### TASK INPUT
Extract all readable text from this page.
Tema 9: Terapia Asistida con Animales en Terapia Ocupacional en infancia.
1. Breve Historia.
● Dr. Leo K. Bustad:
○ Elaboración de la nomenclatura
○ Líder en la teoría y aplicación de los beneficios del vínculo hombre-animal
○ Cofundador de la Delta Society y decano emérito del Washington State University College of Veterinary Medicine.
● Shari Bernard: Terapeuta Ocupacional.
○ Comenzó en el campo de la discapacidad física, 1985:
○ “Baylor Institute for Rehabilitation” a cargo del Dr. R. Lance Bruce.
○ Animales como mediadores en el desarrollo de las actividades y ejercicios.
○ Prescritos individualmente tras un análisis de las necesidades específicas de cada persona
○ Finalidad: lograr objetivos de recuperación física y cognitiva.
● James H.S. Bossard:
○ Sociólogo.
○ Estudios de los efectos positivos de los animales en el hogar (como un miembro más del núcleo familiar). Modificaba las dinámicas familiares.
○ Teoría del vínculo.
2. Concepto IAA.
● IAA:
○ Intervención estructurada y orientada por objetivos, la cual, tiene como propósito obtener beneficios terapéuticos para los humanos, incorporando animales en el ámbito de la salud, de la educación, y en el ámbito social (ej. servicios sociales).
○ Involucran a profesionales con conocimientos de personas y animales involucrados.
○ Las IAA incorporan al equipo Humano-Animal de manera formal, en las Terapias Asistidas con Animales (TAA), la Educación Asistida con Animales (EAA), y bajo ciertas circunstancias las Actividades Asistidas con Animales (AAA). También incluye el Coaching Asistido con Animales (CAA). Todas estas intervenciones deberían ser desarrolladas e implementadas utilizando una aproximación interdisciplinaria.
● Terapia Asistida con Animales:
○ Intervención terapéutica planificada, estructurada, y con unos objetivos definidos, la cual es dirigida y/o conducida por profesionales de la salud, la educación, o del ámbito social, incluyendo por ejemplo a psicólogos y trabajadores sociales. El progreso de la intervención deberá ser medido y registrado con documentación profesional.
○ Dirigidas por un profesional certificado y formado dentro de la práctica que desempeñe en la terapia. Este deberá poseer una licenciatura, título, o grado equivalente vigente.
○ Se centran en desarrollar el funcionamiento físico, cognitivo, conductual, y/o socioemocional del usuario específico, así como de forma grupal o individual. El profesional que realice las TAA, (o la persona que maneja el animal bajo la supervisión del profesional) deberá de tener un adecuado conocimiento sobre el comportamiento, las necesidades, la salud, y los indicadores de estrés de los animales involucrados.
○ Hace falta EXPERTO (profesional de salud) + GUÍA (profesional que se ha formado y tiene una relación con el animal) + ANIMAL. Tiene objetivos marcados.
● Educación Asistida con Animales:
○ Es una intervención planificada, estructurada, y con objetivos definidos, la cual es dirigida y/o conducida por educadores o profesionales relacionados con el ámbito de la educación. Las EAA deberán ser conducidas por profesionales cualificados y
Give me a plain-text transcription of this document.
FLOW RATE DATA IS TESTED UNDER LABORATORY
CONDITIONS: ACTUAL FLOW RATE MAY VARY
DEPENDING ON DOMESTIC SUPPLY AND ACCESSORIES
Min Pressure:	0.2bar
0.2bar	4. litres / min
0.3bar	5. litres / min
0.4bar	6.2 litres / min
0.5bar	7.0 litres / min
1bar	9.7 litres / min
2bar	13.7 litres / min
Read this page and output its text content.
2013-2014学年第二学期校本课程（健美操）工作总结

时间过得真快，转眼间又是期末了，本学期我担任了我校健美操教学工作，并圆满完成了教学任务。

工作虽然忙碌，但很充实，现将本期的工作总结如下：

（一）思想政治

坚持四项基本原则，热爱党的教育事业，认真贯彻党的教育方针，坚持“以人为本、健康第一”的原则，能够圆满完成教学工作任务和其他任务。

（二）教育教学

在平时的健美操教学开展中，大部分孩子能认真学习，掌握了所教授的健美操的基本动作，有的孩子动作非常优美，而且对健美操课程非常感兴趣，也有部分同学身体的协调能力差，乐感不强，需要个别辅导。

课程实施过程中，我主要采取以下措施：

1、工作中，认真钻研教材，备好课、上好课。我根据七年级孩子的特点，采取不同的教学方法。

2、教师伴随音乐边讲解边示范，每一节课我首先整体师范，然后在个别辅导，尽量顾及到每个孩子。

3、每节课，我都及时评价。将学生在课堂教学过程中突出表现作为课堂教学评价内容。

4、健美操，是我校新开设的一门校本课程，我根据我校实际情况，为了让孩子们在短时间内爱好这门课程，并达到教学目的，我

### WHAT IS ASKED
Repeat exactly, and only, the lines from the line with "Read this page and output its text content." through the end of the listing above, both ends included.

### EXERCISE OUTPUT
Read this page and output its text content.
2013-2014学年第二学期校本课程（健美操）工作总结

时间过得真快，转眼间又是期末了，本学期我担任了我校健美操教学工作，并圆满完成了教学任务。

工作虽然忙碌，但很充实，现将本期的工作总结如下：

（一）思想政治

坚持四项基本原则，热爱党的教育事业，认真贯彻党的教育方针，坚持“以人为本、健康第一”的原则，能够圆满完成教学工作任务和其他任务。

（二）教育教学

在平时的健美操教学开展中，大部分孩子能认真学习，掌握了所教授的健美操的基本动作，有的孩子动作非常优美，而且对健美操课程非常感兴趣，也有部分同学身体的协调能力差，乐感不强，需要个别辅导。

课程实施过程中，我主要采取以下措施：

1、工作中，认真钻研教材，备好课、上好课。我根据七年级孩子的特点，采取不同的教学方法。

2、教师伴随音乐边讲解边示范，每一节课我首先整体师范，然后在个别辅导，尽量顾及到每个孩子。

3、每节课，我都及时评价。将学生在课堂教学过程中突出表现作为课堂教学评价内容。

4、健美操，是我校新开设的一门校本课程，我根据我校实际情况，为了让孩子们在短时间内爱好这门课程，并达到教学目的，我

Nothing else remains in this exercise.